| EXERCISE BRIEF |
Write out every entry, unchanged. Skip any picture.
[MATERIAL FOR THIS EXERCISE start]
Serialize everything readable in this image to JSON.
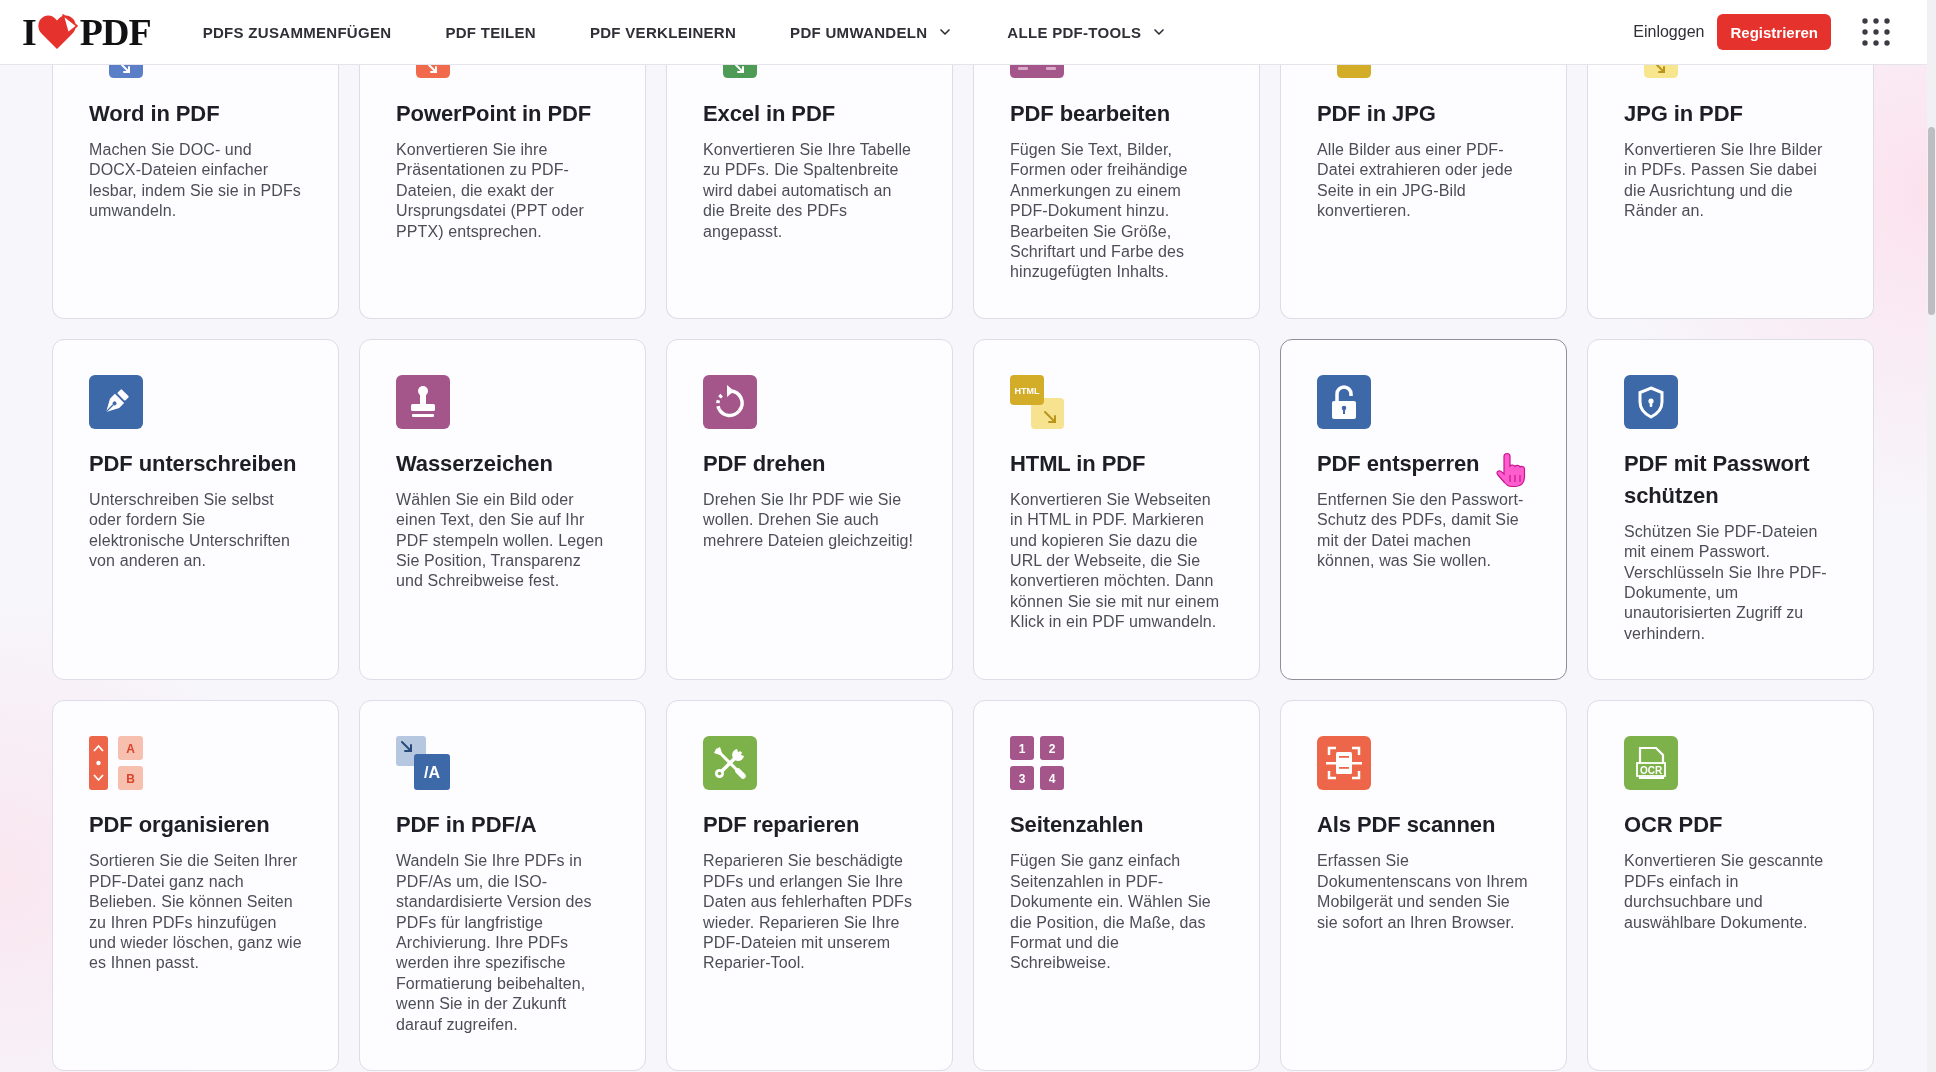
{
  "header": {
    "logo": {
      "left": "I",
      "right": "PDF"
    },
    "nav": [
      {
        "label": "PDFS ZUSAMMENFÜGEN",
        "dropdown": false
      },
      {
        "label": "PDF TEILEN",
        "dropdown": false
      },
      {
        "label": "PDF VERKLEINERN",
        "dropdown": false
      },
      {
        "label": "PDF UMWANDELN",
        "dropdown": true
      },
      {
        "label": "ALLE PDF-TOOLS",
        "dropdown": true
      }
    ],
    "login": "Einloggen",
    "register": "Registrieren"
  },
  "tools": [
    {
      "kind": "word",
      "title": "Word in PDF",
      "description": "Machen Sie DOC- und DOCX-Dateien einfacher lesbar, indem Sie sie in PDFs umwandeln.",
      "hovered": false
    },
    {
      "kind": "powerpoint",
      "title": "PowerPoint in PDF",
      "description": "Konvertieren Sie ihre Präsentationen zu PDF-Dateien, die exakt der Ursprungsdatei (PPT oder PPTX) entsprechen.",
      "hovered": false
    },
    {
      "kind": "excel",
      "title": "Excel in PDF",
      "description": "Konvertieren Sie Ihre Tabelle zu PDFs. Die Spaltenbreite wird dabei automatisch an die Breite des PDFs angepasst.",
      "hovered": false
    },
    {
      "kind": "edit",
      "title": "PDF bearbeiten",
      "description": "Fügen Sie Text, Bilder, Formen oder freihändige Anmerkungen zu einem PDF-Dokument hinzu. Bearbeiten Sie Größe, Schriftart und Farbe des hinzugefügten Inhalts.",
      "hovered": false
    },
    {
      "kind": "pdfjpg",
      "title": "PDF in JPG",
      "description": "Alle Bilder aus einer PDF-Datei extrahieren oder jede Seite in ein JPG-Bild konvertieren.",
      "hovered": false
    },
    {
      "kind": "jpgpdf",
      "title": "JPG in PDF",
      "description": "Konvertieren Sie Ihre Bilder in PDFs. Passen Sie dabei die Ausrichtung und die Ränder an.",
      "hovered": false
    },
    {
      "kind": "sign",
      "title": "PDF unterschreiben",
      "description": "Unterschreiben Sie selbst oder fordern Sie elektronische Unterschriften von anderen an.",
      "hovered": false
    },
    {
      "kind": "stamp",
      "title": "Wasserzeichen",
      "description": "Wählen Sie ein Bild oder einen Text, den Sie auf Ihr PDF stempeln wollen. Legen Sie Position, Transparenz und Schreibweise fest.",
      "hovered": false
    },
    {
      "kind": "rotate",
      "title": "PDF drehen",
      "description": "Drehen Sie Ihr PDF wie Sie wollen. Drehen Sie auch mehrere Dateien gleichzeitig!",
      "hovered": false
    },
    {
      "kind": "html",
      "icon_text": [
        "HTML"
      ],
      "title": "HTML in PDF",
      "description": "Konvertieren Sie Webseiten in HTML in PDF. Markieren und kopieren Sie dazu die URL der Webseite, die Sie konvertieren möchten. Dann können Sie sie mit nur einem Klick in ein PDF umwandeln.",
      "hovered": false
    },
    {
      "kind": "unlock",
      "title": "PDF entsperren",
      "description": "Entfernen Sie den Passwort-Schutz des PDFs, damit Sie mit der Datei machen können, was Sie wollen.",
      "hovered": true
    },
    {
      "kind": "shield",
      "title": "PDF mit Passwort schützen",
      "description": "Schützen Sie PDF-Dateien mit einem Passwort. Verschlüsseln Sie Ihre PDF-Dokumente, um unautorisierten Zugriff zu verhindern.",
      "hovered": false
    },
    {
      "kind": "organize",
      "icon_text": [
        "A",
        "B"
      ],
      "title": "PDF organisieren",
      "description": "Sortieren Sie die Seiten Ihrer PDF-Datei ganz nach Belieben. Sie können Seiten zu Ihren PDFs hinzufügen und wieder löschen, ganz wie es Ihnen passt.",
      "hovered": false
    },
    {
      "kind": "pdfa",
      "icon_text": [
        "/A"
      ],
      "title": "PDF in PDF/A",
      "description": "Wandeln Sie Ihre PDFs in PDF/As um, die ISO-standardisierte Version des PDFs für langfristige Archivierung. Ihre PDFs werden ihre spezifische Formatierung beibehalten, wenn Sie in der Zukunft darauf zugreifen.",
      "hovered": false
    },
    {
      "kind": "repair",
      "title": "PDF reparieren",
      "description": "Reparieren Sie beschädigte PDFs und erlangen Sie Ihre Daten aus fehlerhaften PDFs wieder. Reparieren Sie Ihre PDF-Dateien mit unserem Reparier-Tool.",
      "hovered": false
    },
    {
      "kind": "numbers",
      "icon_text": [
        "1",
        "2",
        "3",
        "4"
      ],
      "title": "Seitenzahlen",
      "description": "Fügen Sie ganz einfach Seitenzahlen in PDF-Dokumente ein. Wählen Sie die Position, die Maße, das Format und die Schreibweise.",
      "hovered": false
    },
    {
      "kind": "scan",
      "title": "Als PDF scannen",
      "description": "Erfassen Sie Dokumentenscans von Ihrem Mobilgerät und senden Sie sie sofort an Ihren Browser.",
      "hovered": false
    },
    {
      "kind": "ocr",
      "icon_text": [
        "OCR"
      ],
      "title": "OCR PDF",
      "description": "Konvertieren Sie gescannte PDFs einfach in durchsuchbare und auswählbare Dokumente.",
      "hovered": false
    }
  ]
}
[MATERIAL FOR THIS EXERCISE end]
| RESULT |
Serialize everything readable in this image to JSON.
{
  "header": {
    "logo": {
      "left": "I",
      "right": "PDF"
    },
    "nav": [
      {
        "label": "PDFS ZUSAMMENFÜGEN",
        "dropdown": false
      },
      {
        "label": "PDF TEILEN",
        "dropdown": false
      },
      {
        "label": "PDF VERKLEINERN",
        "dropdown": false
      },
      {
        "label": "PDF UMWANDELN",
        "dropdown": true
      },
      {
        "label": "ALLE PDF-TOOLS",
        "dropdown": true
      }
    ],
    "login": "Einloggen",
    "register": "Registrieren"
  },
  "tools": [
    {
      "kind": "word",
      "title": "Word in PDF",
      "description": "Machen Sie DOC- und DOCX-Dateien einfacher lesbar, indem Sie sie in PDFs umwandeln.",
      "hovered": false
    },
    {
      "kind": "powerpoint",
      "title": "PowerPoint in PDF",
      "description": "Konvertieren Sie ihre Präsentationen zu PDF-Dateien, die exakt der Ursprungsdatei (PPT oder PPTX) entsprechen.",
      "hovered": false
    },
    {
      "kind": "excel",
      "title": "Excel in PDF",
      "description": "Konvertieren Sie Ihre Tabelle zu PDFs. Die Spaltenbreite wird dabei automatisch an die Breite des PDFs angepasst.",
      "hovered": false
    },
    {
      "kind": "edit",
      "title": "PDF bearbeiten",
      "description": "Fügen Sie Text, Bilder, Formen oder freihändige Anmerkungen zu einem PDF-Dokument hinzu. Bearbeiten Sie Größe, Schriftart und Farbe des hinzugefügten Inhalts.",
      "hovered": false
    },
    {
      "kind": "pdfjpg",
      "title": "PDF in JPG",
      "description": "Alle Bilder aus einer PDF-Datei extrahieren oder jede Seite in ein JPG-Bild konvertieren.",
      "hovered": false
    },
    {
      "kind": "jpgpdf",
      "title": "JPG in PDF",
      "description": "Konvertieren Sie Ihre Bilder in PDFs. Passen Sie dabei die Ausrichtung und die Ränder an.",
      "hovered": false
    },
    {
      "kind": "sign",
      "title": "PDF unterschreiben",
      "description": "Unterschreiben Sie selbst oder fordern Sie elektronische Unterschriften von anderen an.",
      "hovered": false
    },
    {
      "kind": "stamp",
      "title": "Wasserzeichen",
      "description": "Wählen Sie ein Bild oder einen Text, den Sie auf Ihr PDF stempeln wollen. Legen Sie Position, Transparenz und Schreibweise fest.",
      "hovered": false
    },
    {
      "kind": "rotate",
      "title": "PDF drehen",
      "description": "Drehen Sie Ihr PDF wie Sie wollen. Drehen Sie auch mehrere Dateien gleichzeitig!",
      "hovered": false
    },
    {
      "kind": "html",
      "icon_text": [
        "HTML"
      ],
      "title": "HTML in PDF",
      "description": "Konvertieren Sie Webseiten in HTML in PDF. Markieren und kopieren Sie dazu die URL der Webseite, die Sie konvertieren möchten. Dann können Sie sie mit nur einem Klick in ein PDF umwandeln.",
      "hovered": false
    },
    {
      "kind": "unlock",
      "title": "PDF entsperren",
      "description": "Entfernen Sie den Passwort-Schutz des PDFs, damit Sie mit der Datei machen können, was Sie wollen.",
      "hovered": true
    },
    {
      "kind": "shield",
      "title": "PDF mit Passwort schützen",
      "description": "Schützen Sie PDF-Dateien mit einem Passwort. Verschlüsseln Sie Ihre PDF-Dokumente, um unautorisierten Zugriff zu verhindern.",
      "hovered": false
    },
    {
      "kind": "organize",
      "icon_text": [
        "A",
        "B"
      ],
      "title": "PDF organisieren",
      "description": "Sortieren Sie die Seiten Ihrer PDF-Datei ganz nach Belieben. Sie können Seiten zu Ihren PDFs hinzufügen und wieder löschen, ganz wie es Ihnen passt.",
      "hovered": false
    },
    {
      "kind": "pdfa",
      "icon_text": [
        "/A"
      ],
      "title": "PDF in PDF/A",
      "description": "Wandeln Sie Ihre PDFs in PDF/As um, die ISO-standardisierte Version des PDFs für langfristige Archivierung. Ihre PDFs werden ihre spezifische Formatierung beibehalten, wenn Sie in der Zukunft darauf zugreifen.",
      "hovered": false
    },
    {
      "kind": "repair",
      "title": "PDF reparieren",
      "description": "Reparieren Sie beschädigte PDFs und erlangen Sie Ihre Daten aus fehlerhaften PDFs wieder. Reparieren Sie Ihre PDF-Dateien mit unserem Reparier-Tool.",
      "hovered": false
    },
    {
      "kind": "numbers",
      "icon_text": [
        "1",
        "2",
        "3",
        "4"
      ],
      "title": "Seitenzahlen",
      "description": "Fügen Sie ganz einfach Seitenzahlen in PDF-Dokumente ein. Wählen Sie die Position, die Maße, das Format und die Schreibweise.",
      "hovered": false
    },
    {
      "kind": "scan",
      "title": "Als PDF scannen",
      "description": "Erfassen Sie Dokumentenscans von Ihrem Mobilgerät und senden Sie sie sofort an Ihren Browser.",
      "hovered": false
    },
    {
      "kind": "ocr",
      "icon_text": [
        "OCR"
      ],
      "title": "OCR PDF",
      "description": "Konvertieren Sie gescannte PDFs einfach in durchsuchbare und auswählbare Dokumente.",
      "hovered": false
    }
  ]
}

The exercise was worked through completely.